Excerpted data:
*****

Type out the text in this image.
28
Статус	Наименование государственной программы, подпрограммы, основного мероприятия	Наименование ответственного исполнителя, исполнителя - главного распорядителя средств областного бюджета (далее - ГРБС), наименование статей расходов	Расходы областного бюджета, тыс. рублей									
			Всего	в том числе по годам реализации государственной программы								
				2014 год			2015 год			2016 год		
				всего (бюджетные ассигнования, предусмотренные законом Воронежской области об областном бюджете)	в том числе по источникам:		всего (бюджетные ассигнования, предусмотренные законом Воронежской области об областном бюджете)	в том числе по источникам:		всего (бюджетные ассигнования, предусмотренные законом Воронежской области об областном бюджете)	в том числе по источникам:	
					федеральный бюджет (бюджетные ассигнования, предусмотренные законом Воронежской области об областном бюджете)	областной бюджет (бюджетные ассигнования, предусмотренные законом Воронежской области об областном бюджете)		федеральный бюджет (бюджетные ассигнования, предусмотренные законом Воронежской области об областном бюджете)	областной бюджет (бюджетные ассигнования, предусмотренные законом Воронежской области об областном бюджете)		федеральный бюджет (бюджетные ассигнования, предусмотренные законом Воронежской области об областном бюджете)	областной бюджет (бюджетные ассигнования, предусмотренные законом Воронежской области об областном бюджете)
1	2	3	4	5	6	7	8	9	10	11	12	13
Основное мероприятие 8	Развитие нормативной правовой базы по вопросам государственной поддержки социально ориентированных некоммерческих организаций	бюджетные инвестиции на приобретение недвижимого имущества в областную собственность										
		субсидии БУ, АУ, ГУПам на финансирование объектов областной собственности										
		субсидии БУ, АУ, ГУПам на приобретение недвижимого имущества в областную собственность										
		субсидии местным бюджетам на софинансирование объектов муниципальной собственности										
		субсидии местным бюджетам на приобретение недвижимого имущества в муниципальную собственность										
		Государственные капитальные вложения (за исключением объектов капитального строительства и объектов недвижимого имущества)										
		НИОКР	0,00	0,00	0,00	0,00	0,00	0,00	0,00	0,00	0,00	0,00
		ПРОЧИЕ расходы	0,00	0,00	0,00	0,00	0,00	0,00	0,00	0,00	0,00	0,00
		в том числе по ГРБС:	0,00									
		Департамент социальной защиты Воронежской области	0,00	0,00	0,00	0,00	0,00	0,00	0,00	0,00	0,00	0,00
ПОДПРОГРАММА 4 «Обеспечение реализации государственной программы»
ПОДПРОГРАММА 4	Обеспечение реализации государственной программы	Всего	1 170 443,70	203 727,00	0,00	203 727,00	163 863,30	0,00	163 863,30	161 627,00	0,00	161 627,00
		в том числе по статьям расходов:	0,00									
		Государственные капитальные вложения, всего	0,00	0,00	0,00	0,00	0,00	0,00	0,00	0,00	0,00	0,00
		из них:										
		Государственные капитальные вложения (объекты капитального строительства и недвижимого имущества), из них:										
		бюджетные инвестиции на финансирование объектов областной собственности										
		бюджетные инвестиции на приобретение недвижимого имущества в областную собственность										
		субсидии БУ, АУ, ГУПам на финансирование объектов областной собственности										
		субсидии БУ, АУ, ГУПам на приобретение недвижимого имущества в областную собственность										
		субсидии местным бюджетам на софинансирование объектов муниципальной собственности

*****

Goal: The lines above should be duplicated exactly.

Solution below:
Type out the text in this image.
28
Статус	Наименование государственной программы, подпрограммы, основного мероприятия	Наименование ответственного исполнителя, исполнителя - главного распорядителя средств областного бюджета (далее - ГРБС), наименование статей расходов	Расходы областного бюджета, тыс. рублей									
			Всего	в том числе по годам реализации государственной программы								
				2014 год			2015 год			2016 год		
				всего (бюджетные ассигнования, предусмотренные законом Воронежской области об областном бюджете)	в том числе по источникам:		всего (бюджетные ассигнования, предусмотренные законом Воронежской области об областном бюджете)	в том числе по источникам:		всего (бюджетные ассигнования, предусмотренные законом Воронежской области об областном бюджете)	в том числе по источникам:	
					федеральный бюджет (бюджетные ассигнования, предусмотренные законом Воронежской области об областном бюджете)	областной бюджет (бюджетные ассигнования, предусмотренные законом Воронежской области об областном бюджете)		федеральный бюджет (бюджетные ассигнования, предусмотренные законом Воронежской области об областном бюджете)	областной бюджет (бюджетные ассигнования, предусмотренные законом Воронежской области об областном бюджете)		федеральный бюджет (бюджетные ассигнования, предусмотренные законом Воронежской области об областном бюджете)	областной бюджет (бюджетные ассигнования, предусмотренные законом Воронежской области об областном бюджете)
1	2	3	4	5	6	7	8	9	10	11	12	13
Основное мероприятие 8	Развитие нормативной правовой базы по вопросам государственной поддержки социально ориентированных некоммерческих организаций	бюджетные инвестиции на приобретение недвижимого имущества в областную собственность										
		субсидии БУ, АУ, ГУПам на финансирование объектов областной собственности										
		субсидии БУ, АУ, ГУПам на приобретение недвижимого имущества в областную собственность										
		субсидии местным бюджетам на софинансирование объектов муниципальной собственности										
		субсидии местным бюджетам на приобретение недвижимого имущества в муниципальную собственность										
		Государственные капитальные вложения (за исключением объектов капитального строительства и объектов недвижимого имущества)										
		НИОКР	0,00	0,00	0,00	0,00	0,00	0,00	0,00	0,00	0,00	0,00
		ПРОЧИЕ расходы	0,00	0,00	0,00	0,00	0,00	0,00	0,00	0,00	0,00	0,00
		в том числе по ГРБС:	0,00									
		Департамент социальной защиты Воронежской области	0,00	0,00	0,00	0,00	0,00	0,00	0,00	0,00	0,00	0,00
ПОДПРОГРАММА 4 «Обеспечение реализации государственной программы»
ПОДПРОГРАММА 4	Обеспечение реализации государственной программы	Всего	1 170 443,70	203 727,00	0,00	203 727,00	163 863,30	0,00	163 863,30	161 627,00	0,00	161 627,00
		в том числе по статьям расходов:	0,00									
		Государственные капитальные вложения, всего	0,00	0,00	0,00	0,00	0,00	0,00	0,00	0,00	0,00	0,00
		из них:										
		Государственные капитальные вложения (объекты капитального строительства и недвижимого имущества), из них:										
		бюджетные инвестиции на финансирование объектов областной собственности										
		бюджетные инвестиции на приобретение недвижимого имущества в областную собственность										
		субсидии БУ, АУ, ГУПам на финансирование объектов областной собственности										
		субсидии БУ, АУ, ГУПам на приобретение недвижимого имущества в областную собственность										
		субсидии местным бюджетам на софинансирование объектов муниципальной собственности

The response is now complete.